Aim: In the records below, work out how many lines hold the word "JSON". Report the number alone.

■ ■ ■ ■ ■

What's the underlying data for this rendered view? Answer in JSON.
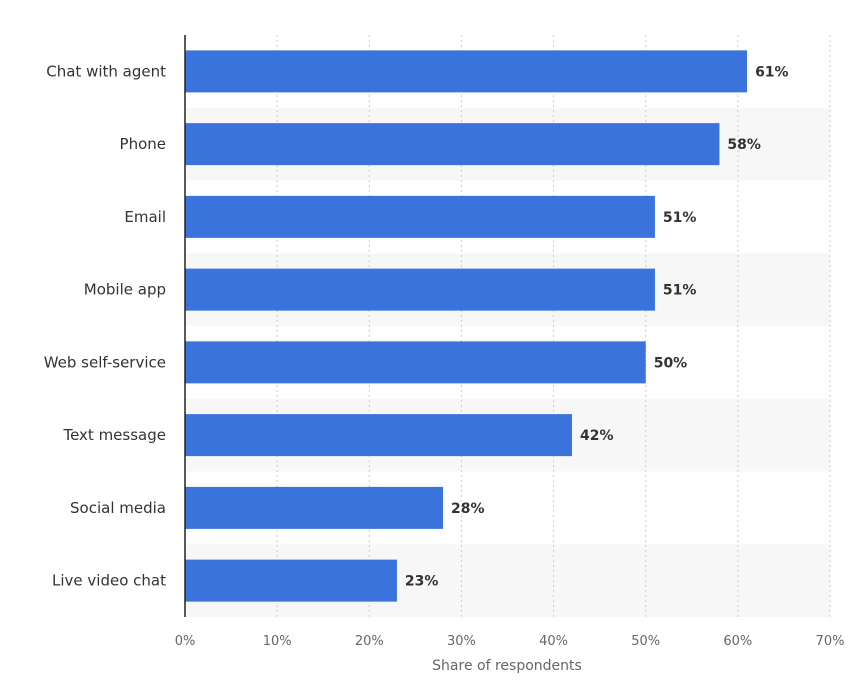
{
  "chart_data": {
    "type": "bar",
    "orientation": "horizontal",
    "categories": [
      "Chat with agent",
      "Phone",
      "Email",
      "Mobile app",
      "Web self-service",
      "Text message",
      "Social media",
      "Live video chat"
    ],
    "values": [
      61,
      58,
      51,
      51,
      50,
      42,
      28,
      23
    ],
    "value_labels": [
      "61%",
      "58%",
      "51%",
      "51%",
      "50%",
      "42%",
      "28%",
      "23%"
    ],
    "x_ticks": [
      "0%",
      "10%",
      "20%",
      "30%",
      "40%",
      "50%",
      "60%",
      "70%"
    ],
    "xlim": [
      0,
      70
    ],
    "xlabel": "Share of respondents",
    "ylabel": "",
    "title": "",
    "grid": "vertical dotted",
    "bar_color": "#3a73db",
    "band_color": "#f7f7f7"
  }
}
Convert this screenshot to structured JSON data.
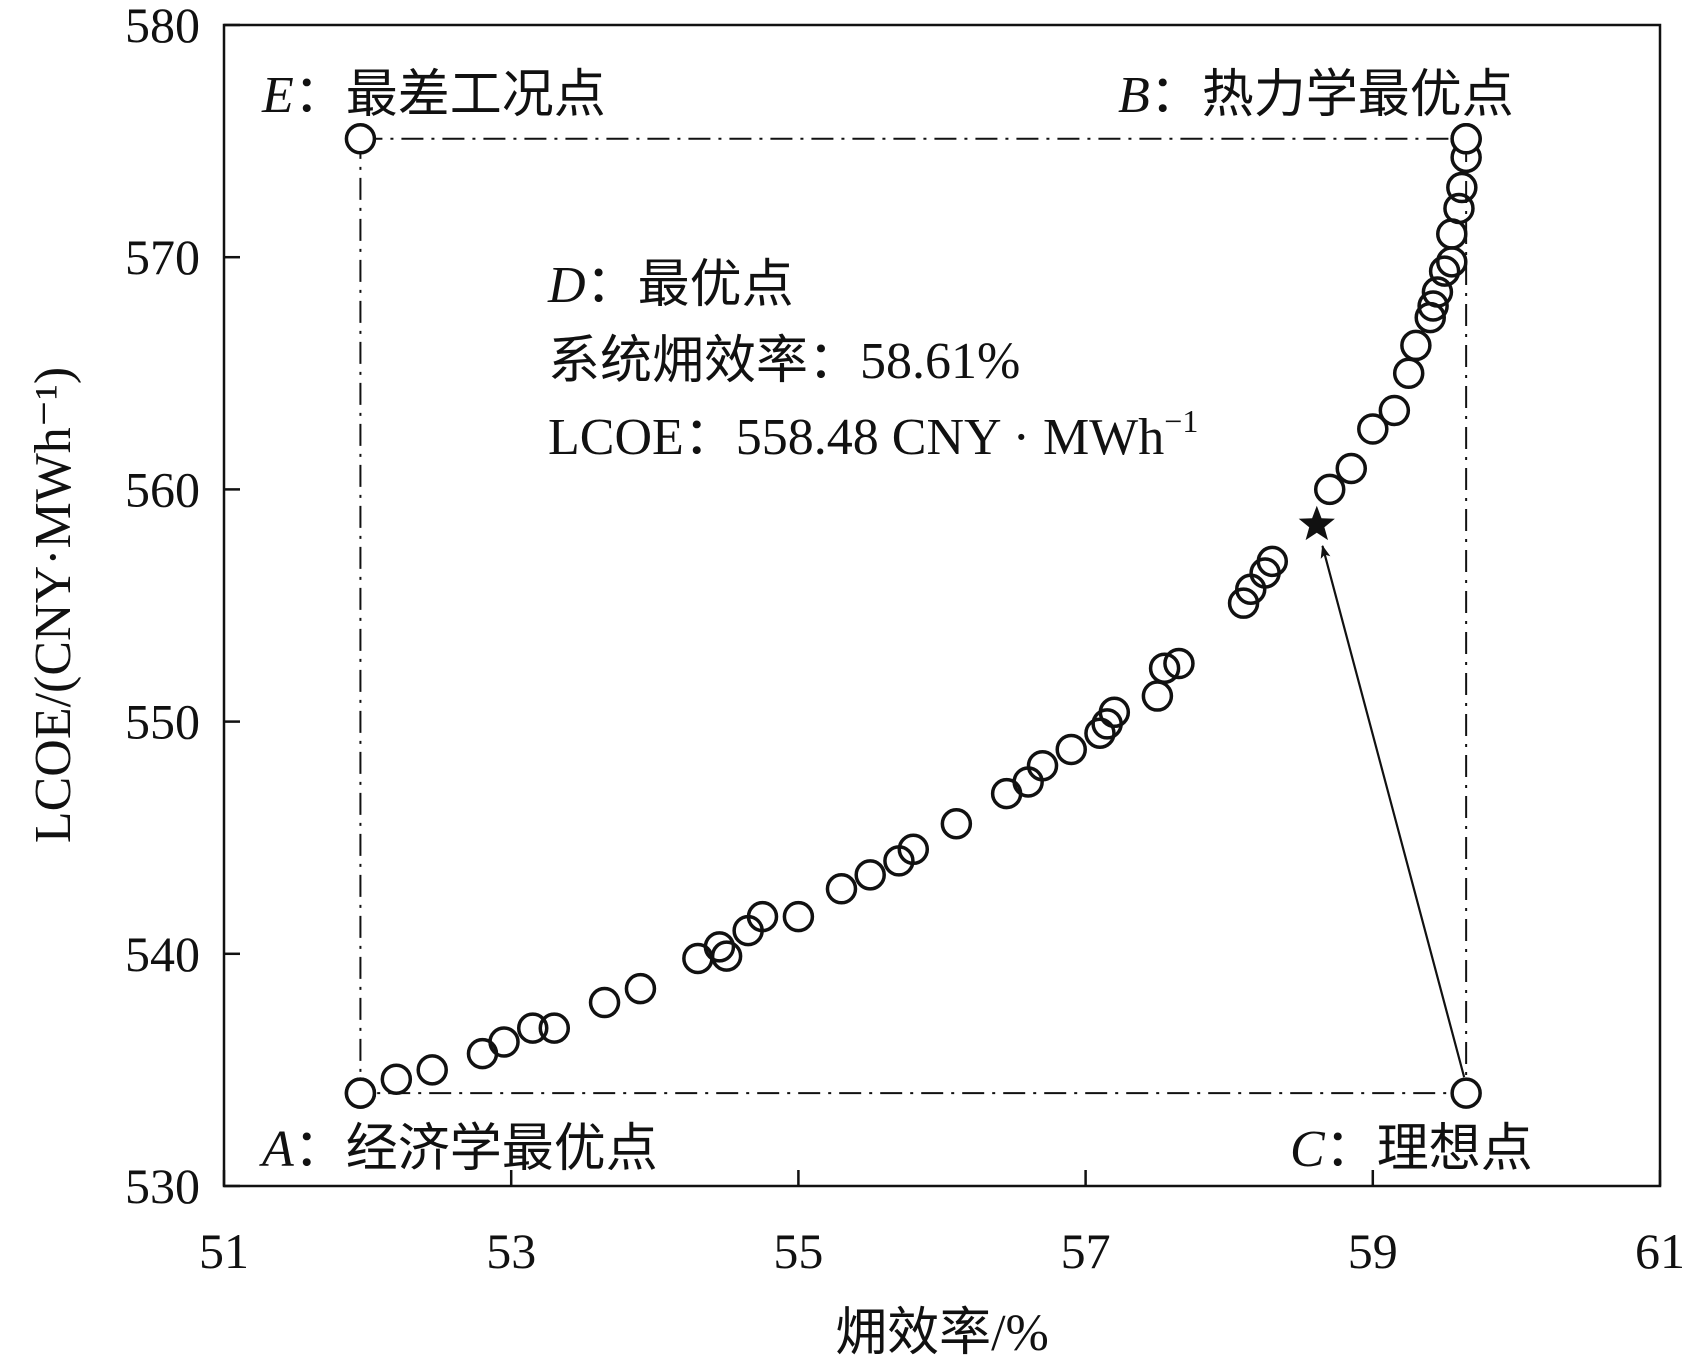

■ ■ ■ ■ ■

Answer for this exercise: 2